▶ What to do
Reproduce each record below exactly as written.

Dataset excerpt
---------------

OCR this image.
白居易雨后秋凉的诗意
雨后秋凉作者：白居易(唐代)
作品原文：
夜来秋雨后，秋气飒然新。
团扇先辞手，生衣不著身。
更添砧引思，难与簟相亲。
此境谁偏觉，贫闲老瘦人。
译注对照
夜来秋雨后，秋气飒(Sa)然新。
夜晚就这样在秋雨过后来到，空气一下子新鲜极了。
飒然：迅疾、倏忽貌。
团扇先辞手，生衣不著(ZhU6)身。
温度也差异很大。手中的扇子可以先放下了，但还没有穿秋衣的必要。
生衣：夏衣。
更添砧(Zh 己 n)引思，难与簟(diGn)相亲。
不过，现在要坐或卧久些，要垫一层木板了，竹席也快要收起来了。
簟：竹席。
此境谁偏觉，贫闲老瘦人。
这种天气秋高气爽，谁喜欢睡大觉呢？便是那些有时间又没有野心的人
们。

---------------

▶ Worked answer
OCR this image.
白居易雨后秋凉的诗意
雨后秋凉作者：白居易(唐代)
作品原文：
夜来秋雨后，秋气飒然新。
团扇先辞手，生衣不著身。
更添砧引思，难与簟相亲。
此境谁偏觉，贫闲老瘦人。
译注对照
夜来秋雨后，秋气飒(Sa)然新。
夜晚就这样在秋雨过后来到，空气一下子新鲜极了。
飒然：迅疾、倏忽貌。
团扇先辞手，生衣不著(ZhU6)身。
温度也差异很大。手中的扇子可以先放下了，但还没有穿秋衣的必要。
生衣：夏衣。
更添砧(Zh 己 n)引思，难与簟(diGn)相亲。
不过，现在要坐或卧久些，要垫一层木板了，竹席也快要收起来了。
簟：竹席。
此境谁偏觉，贫闲老瘦人。
这种天气秋高气爽，谁喜欢睡大觉呢？便是那些有时间又没有野心的人
们。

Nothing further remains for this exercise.